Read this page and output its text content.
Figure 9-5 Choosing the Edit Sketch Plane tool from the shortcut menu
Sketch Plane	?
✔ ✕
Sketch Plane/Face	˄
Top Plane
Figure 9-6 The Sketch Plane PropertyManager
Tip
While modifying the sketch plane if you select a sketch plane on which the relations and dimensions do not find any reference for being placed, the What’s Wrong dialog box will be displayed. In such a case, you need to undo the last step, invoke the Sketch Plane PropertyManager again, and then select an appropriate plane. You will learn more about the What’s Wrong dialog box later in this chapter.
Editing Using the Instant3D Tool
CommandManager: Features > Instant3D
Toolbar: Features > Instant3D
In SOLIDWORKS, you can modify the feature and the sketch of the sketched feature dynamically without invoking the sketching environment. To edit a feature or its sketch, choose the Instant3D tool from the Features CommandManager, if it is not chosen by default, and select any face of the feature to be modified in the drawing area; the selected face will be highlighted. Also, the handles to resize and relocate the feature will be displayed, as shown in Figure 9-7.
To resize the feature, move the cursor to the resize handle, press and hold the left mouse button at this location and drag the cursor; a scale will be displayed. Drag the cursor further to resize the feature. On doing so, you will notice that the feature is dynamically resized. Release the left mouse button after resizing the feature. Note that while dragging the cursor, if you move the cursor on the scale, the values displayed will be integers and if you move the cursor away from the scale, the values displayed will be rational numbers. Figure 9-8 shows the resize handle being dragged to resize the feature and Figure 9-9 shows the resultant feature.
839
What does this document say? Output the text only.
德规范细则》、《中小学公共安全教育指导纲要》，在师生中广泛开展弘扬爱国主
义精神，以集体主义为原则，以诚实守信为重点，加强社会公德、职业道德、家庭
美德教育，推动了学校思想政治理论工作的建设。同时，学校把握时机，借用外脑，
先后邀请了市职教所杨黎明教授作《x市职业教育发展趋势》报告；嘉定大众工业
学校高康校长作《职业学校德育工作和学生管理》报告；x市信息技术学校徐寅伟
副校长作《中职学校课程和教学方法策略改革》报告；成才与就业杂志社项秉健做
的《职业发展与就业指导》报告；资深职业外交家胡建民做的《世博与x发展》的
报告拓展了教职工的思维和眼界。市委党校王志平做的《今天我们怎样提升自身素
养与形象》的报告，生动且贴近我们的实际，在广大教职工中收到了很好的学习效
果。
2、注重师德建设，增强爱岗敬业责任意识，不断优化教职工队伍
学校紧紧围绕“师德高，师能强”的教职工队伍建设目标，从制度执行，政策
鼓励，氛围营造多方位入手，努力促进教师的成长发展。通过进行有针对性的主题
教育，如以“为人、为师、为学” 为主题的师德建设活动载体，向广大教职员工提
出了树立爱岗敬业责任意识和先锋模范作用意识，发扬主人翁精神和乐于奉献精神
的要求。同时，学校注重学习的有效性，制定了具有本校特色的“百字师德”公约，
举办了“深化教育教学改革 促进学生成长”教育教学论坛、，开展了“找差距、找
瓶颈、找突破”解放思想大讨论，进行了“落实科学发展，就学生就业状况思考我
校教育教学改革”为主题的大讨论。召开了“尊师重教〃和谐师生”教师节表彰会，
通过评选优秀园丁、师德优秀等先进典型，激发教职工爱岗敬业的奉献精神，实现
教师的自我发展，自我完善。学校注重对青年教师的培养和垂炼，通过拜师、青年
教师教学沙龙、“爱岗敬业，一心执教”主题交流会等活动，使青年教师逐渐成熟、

○ ○ ○ ○ ○

> [REQUIRED TASK] From the records above, extract everything verbatim.

> [ANSWER IN FULL]
Read this page and output its text content.
Figure 9-5 Choosing the Edit Sketch Plane tool from the shortcut menu
Sketch Plane	?
✔ ✕
Sketch Plane/Face	˄
Top Plane
Figure 9-6 The Sketch Plane PropertyManager
Tip
While modifying the sketch plane if you select a sketch plane on which the relations and dimensions do not find any reference for being placed, the What’s Wrong dialog box will be displayed. In such a case, you need to undo the last step, invoke the Sketch Plane PropertyManager again, and then select an appropriate plane. You will learn more about the What’s Wrong dialog box later in this chapter.
Editing Using the Instant3D Tool
CommandManager: Features > Instant3D
Toolbar: Features > Instant3D
In SOLIDWORKS, you can modify the feature and the sketch of the sketched feature dynamically without invoking the sketching environment. To edit a feature or its sketch, choose the Instant3D tool from the Features CommandManager, if it is not chosen by default, and select any face of the feature to be modified in the drawing area; the selected face will be highlighted. Also, the handles to resize and relocate the feature will be displayed, as shown in Figure 9-7.
To resize the feature, move the cursor to the resize handle, press and hold the left mouse button at this location and drag the cursor; a scale will be displayed. Drag the cursor further to resize the feature. On doing so, you will notice that the feature is dynamically resized. Release the left mouse button after resizing the feature. Note that while dragging the cursor, if you move the cursor on the scale, the values displayed will be integers and if you move the cursor away from the scale, the values displayed will be rational numbers. Figure 9-8 shows the resize handle being dragged to resize the feature and Figure 9-9 shows the resultant feature.
839
What does this document say? Output the text only.
德规范细则》、《中小学公共安全教育指导纲要》，在师生中广泛开展弘扬爱国主
义精神，以集体主义为原则，以诚实守信为重点，加强社会公德、职业道德、家庭
美德教育，推动了学校思想政治理论工作的建设。同时，学校把握时机，借用外脑，
先后邀请了市职教所杨黎明教授作《x市职业教育发展趋势》报告；嘉定大众工业
学校高康校长作《职业学校德育工作和学生管理》报告；x市信息技术学校徐寅伟
副校长作《中职学校课程和教学方法策略改革》报告；成才与就业杂志社项秉健做
的《职业发展与就业指导》报告；资深职业外交家胡建民做的《世博与x发展》的
报告拓展了教职工的思维和眼界。市委党校王志平做的《今天我们怎样提升自身素
养与形象》的报告，生动且贴近我们的实际，在广大教职工中收到了很好的学习效
果。
2、注重师德建设，增强爱岗敬业责任意识，不断优化教职工队伍
学校紧紧围绕“师德高，师能强”的教职工队伍建设目标，从制度执行，政策
鼓励，氛围营造多方位入手，努力促进教师的成长发展。通过进行有针对性的主题
教育，如以“为人、为师、为学” 为主题的师德建设活动载体，向广大教职员工提
出了树立爱岗敬业责任意识和先锋模范作用意识，发扬主人翁精神和乐于奉献精神
的要求。同时，学校注重学习的有效性，制定了具有本校特色的“百字师德”公约，
举办了“深化教育教学改革 促进学生成长”教育教学论坛、，开展了“找差距、找
瓶颈、找突破”解放思想大讨论，进行了“落实科学发展，就学生就业状况思考我
校教育教学改革”为主题的大讨论。召开了“尊师重教〃和谐师生”教师节表彰会，
通过评选优秀园丁、师德优秀等先进典型，激发教职工爱岗敬业的奉献精神，实现
教师的自我发展，自我完善。学校注重对青年教师的培养和垂炼，通过拜师、青年
教师教学沙龙、“爱岗敬业，一心执教”主题交流会等活动，使青年教师逐渐成熟、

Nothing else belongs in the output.